▼
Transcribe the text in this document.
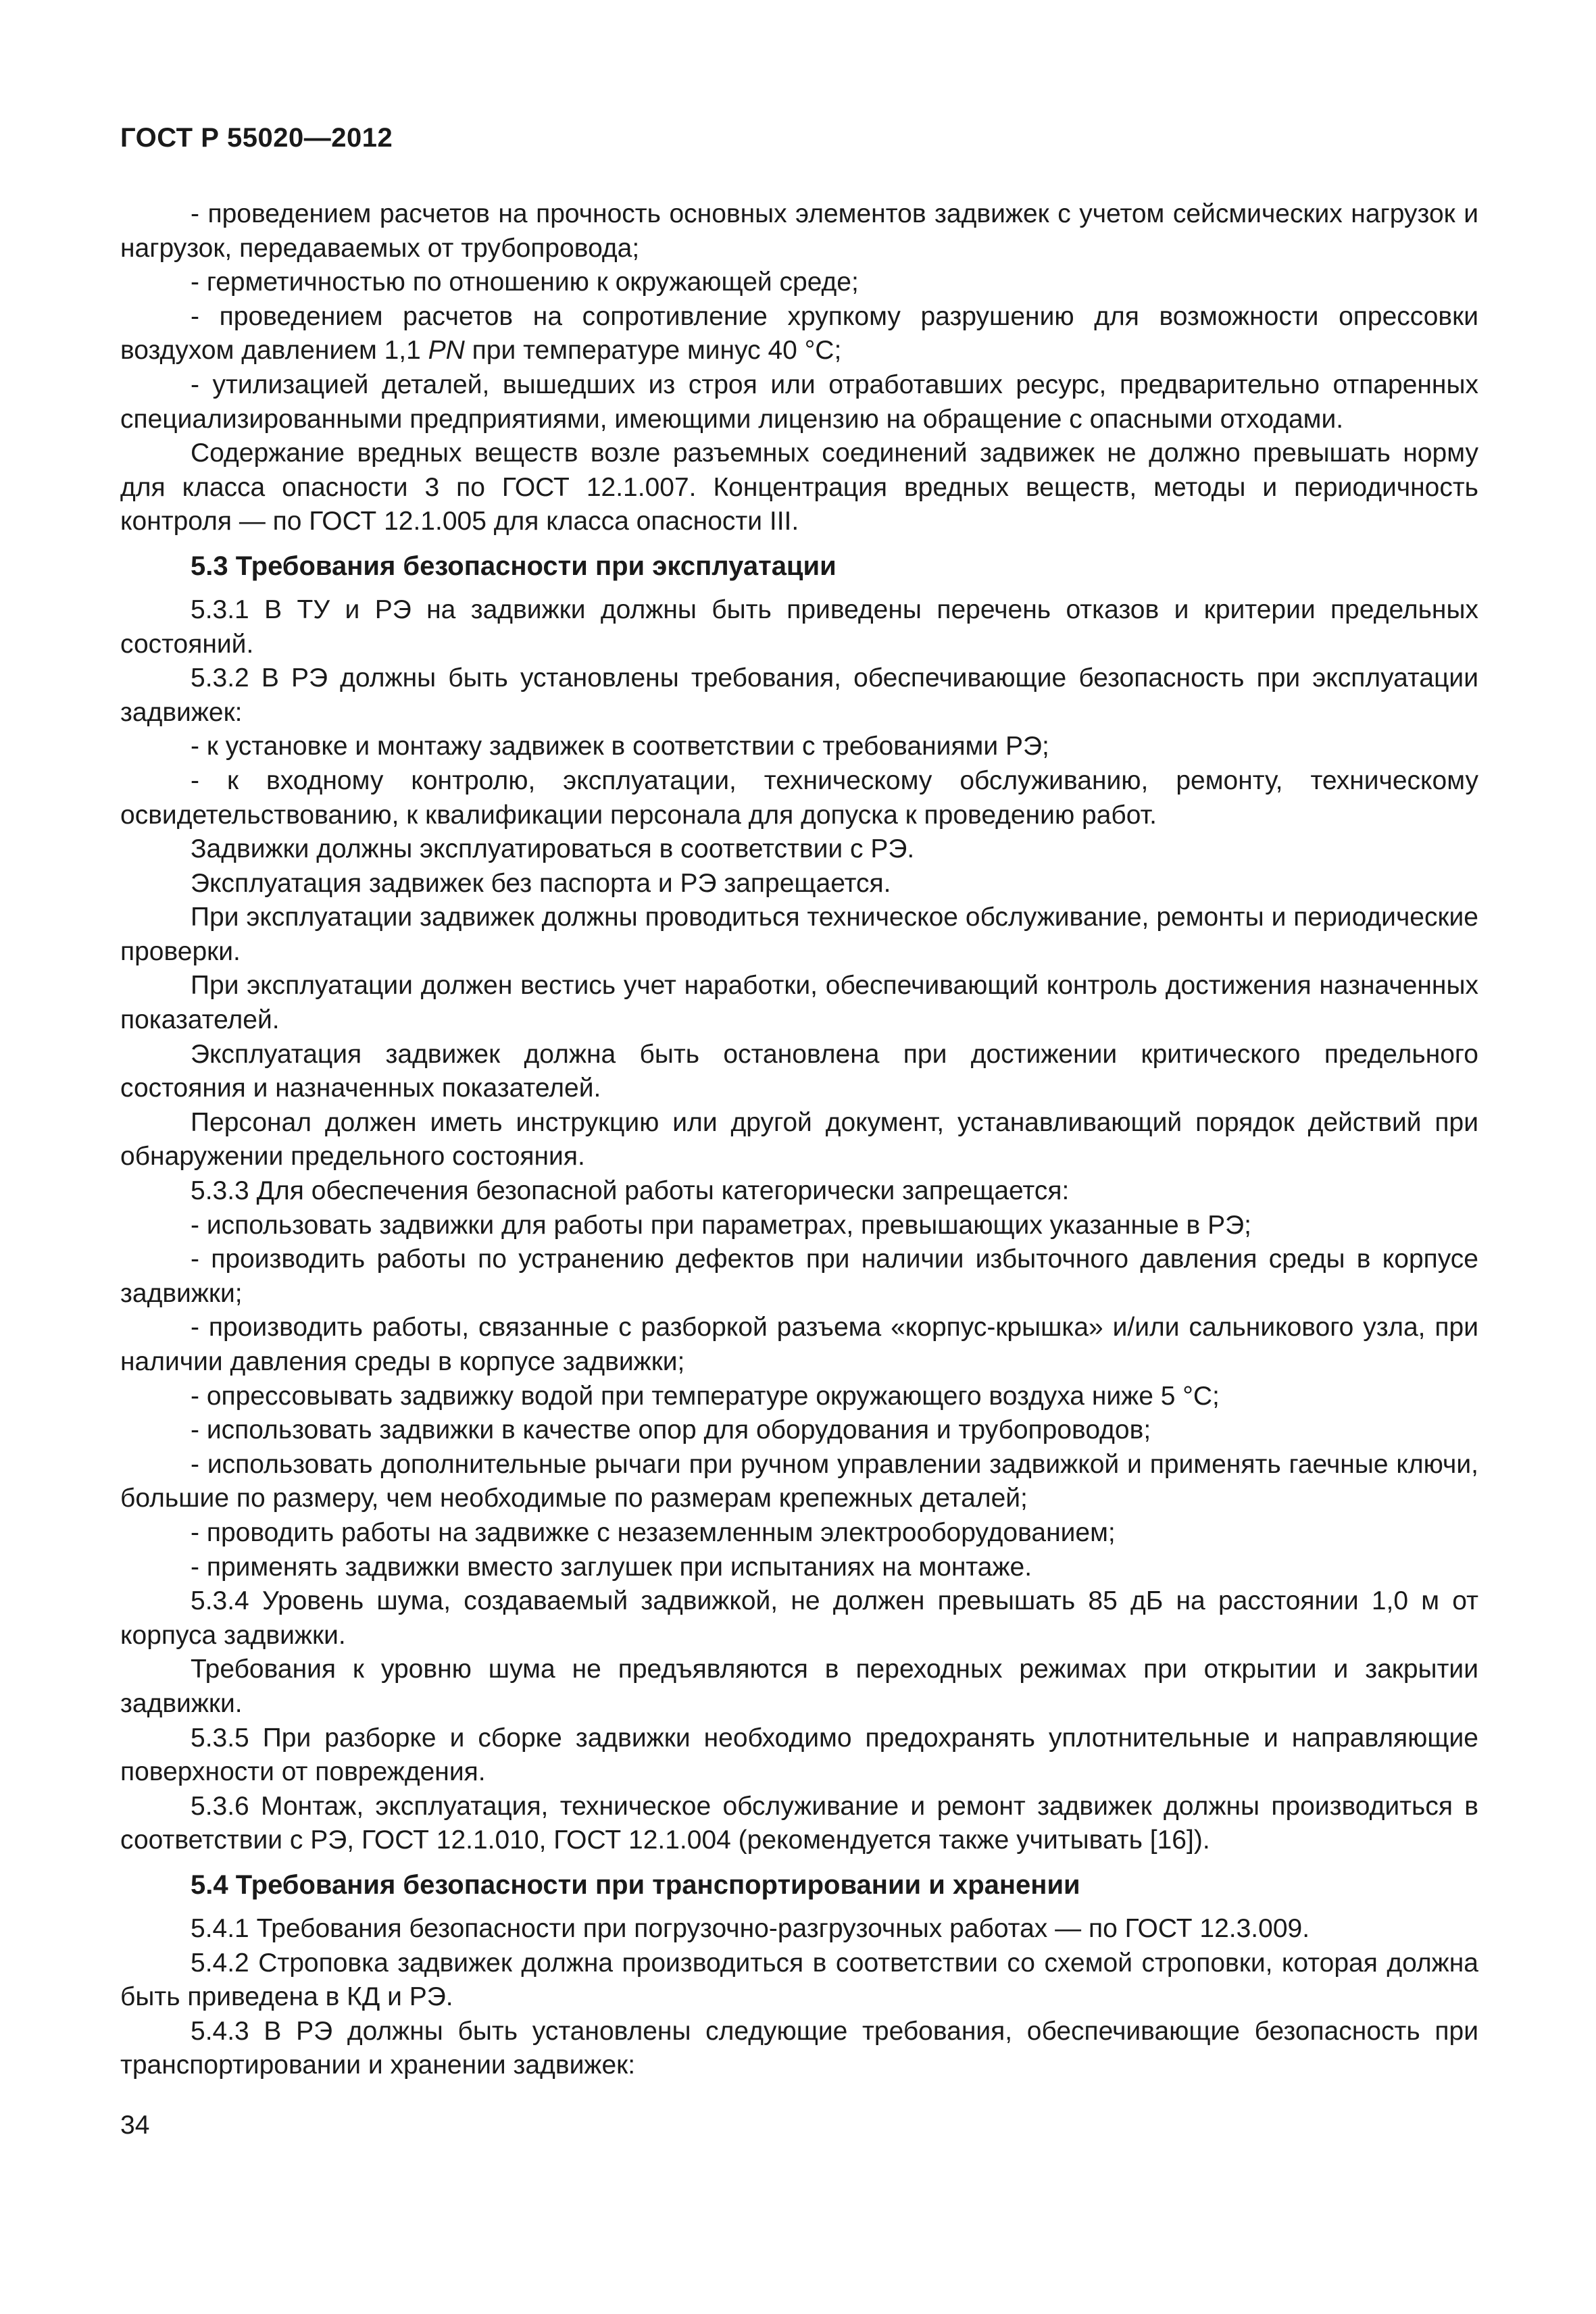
ГОСТ Р 55020—2012

- проведением расчетов на прочность основных элементов задвижек с учетом сейсмических нагрузок и нагрузок, передаваемых от трубопровода;

- герметичностью по отношению к окружающей среде;

- проведением расчетов на сопротивление хрупкому разрушению для возможности опрессовки воздухом давлением 1,1 PN при температуре минус 40 °С;

- утилизацией деталей, вышедших из строя или отработавших ресурс, предварительно отпаренных специализированными предприятиями, имеющими лицензию на обращение с опасными отходами.

Содержание вредных веществ возле разъемных соединений задвижек не должно превышать норму для класса опасности 3 по ГОСТ 12.1.007. Концентрация вредных веществ, методы и периодичность контроля — по ГОСТ 12.1.005 для класса опасности III.

5.3 Требования безопасности при эксплуатации

5.3.1 В ТУ и РЭ на задвижки должны быть приведены перечень отказов и критерии предельных состояний.

5.3.2 В РЭ должны быть установлены требования, обеспечивающие безопасность при эксплуатации задвижек:

- к установке и монтажу задвижек в соответствии с требованиями РЭ;

- к входному контролю, эксплуатации, техническому обслуживанию, ремонту, техническому освидетельствованию, к квалификации персонала для допуска к проведению работ.

Задвижки должны эксплуатироваться в соответствии с РЭ.

Эксплуатация задвижек без паспорта и РЭ запрещается.

При эксплуатации задвижек должны проводиться техническое обслуживание, ремонты и периодические проверки.

При эксплуатации должен вестись учет наработки, обеспечивающий контроль достижения назначенных показателей.

Эксплуатация задвижек должна быть остановлена при достижении критического предельного состояния и назначенных показателей.

Персонал должен иметь инструкцию или другой документ, устанавливающий порядок действий при обнаружении предельного состояния.

5.3.3 Для обеспечения безопасной работы категорически запрещается:

- использовать задвижки для работы при параметрах, превышающих указанные в РЭ;

- производить работы по устранению дефектов при наличии избыточного давления среды в корпусе задвижки;

- производить работы, связанные с разборкой разъема «корпус-крышка» и/или сальникового узла, при наличии давления среды в корпусе задвижки;

- опрессовывать задвижку водой при температуре окружающего воздуха ниже 5 °С;

- использовать задвижки в качестве опор для оборудования и трубопроводов;

- использовать дополнительные рычаги при ручном управлении задвижкой и применять гаечные ключи, большие по размеру, чем необходимые по размерам крепежных деталей;

- проводить работы на задвижке с незаземленным электрооборудованием;

- применять задвижки вместо заглушек при испытаниях на монтаже.

5.3.4 Уровень шума, создаваемый задвижкой, не должен превышать 85 дБ на расстоянии 1,0 м от корпуса задвижки.

Требования к уровню шума не предъявляются в переходных режимах при открытии и закрытии задвижки.

5.3.5 При разборке и сборке задвижки необходимо предохранять уплотнительные и направляющие поверхности от повреждения.

5.3.6 Монтаж, эксплуатация, техническое обслуживание и ремонт задвижек должны производиться в соответствии с РЭ, ГОСТ 12.1.010, ГОСТ 12.1.004 (рекомендуется также учитывать [16]).

5.4 Требования безопасности при транспортировании и хранении

5.4.1 Требования безопасности при погрузочно-разгрузочных работах — по ГОСТ 12.3.009.

5.4.2 Строповка задвижек должна производиться в соответствии со схемой строповки, которая должна быть приведена в КД и РЭ.

5.4.3 В РЭ должны быть установлены следующие требования, обеспечивающие безопасность при транспортировании и хранении задвижек:

34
▲
● **Work to do**
Reproduce each record from above exactly; pictures do not belong in the copy.

● **Written answer**
Transcribe the text in this document.
ГОСТ Р 55020—2012

- проведением расчетов на прочность основных элементов задвижек с учетом сейсмических нагрузок и нагрузок, передаваемых от трубопровода;

- герметичностью по отношению к окружающей среде;

- проведением расчетов на сопротивление хрупкому разрушению для возможности опрессовки воздухом давлением 1,1 PN при температуре минус 40 °С;

- утилизацией деталей, вышедших из строя или отработавших ресурс, предварительно отпаренных специализированными предприятиями, имеющими лицензию на обращение с опасными отходами.

Содержание вредных веществ возле разъемных соединений задвижек не должно превышать норму для класса опасности 3 по ГОСТ 12.1.007. Концентрация вредных веществ, методы и периодичность контроля — по ГОСТ 12.1.005 для класса опасности III.

5.3 Требования безопасности при эксплуатации

5.3.1 В ТУ и РЭ на задвижки должны быть приведены перечень отказов и критерии предельных состояний.

5.3.2 В РЭ должны быть установлены требования, обеспечивающие безопасность при эксплуатации задвижек:

- к установке и монтажу задвижек в соответствии с требованиями РЭ;

- к входному контролю, эксплуатации, техническому обслуживанию, ремонту, техническому освидетельствованию, к квалификации персонала для допуска к проведению работ.

Задвижки должны эксплуатироваться в соответствии с РЭ.

Эксплуатация задвижек без паспорта и РЭ запрещается.

При эксплуатации задвижек должны проводиться техническое обслуживание, ремонты и периодические проверки.

При эксплуатации должен вестись учет наработки, обеспечивающий контроль достижения назначенных показателей.

Эксплуатация задвижек должна быть остановлена при достижении критического предельного состояния и назначенных показателей.

Персонал должен иметь инструкцию или другой документ, устанавливающий порядок действий при обнаружении предельного состояния.

5.3.3 Для обеспечения безопасной работы категорически запрещается:

- использовать задвижки для работы при параметрах, превышающих указанные в РЭ;

- производить работы по устранению дефектов при наличии избыточного давления среды в корпусе задвижки;

- производить работы, связанные с разборкой разъема «корпус-крышка» и/или сальникового узла, при наличии давления среды в корпусе задвижки;

- опрессовывать задвижку водой при температуре окружающего воздуха ниже 5 °С;

- использовать задвижки в качестве опор для оборудования и трубопроводов;

- использовать дополнительные рычаги при ручном управлении задвижкой и применять гаечные ключи, большие по размеру, чем необходимые по размерам крепежных деталей;

- проводить работы на задвижке с незаземленным электрооборудованием;

- применять задвижки вместо заглушек при испытаниях на монтаже.

5.3.4 Уровень шума, создаваемый задвижкой, не должен превышать 85 дБ на расстоянии 1,0 м от корпуса задвижки.

Требования к уровню шума не предъявляются в переходных режимах при открытии и закрытии задвижки.

5.3.5 При разборке и сборке задвижки необходимо предохранять уплотнительные и направляющие поверхности от повреждения.

5.3.6 Монтаж, эксплуатация, техническое обслуживание и ремонт задвижек должны производиться в соответствии с РЭ, ГОСТ 12.1.010, ГОСТ 12.1.004 (рекомендуется также учитывать [16]).

5.4 Требования безопасности при транспортировании и хранении

5.4.1 Требования безопасности при погрузочно-разгрузочных работах — по ГОСТ 12.3.009.

5.4.2 Строповка задвижек должна производиться в соответствии со схемой строповки, которая должна быть приведена в КД и РЭ.

5.4.3 В РЭ должны быть установлены следующие требования, обеспечивающие безопасность при транспортировании и хранении задвижек:

34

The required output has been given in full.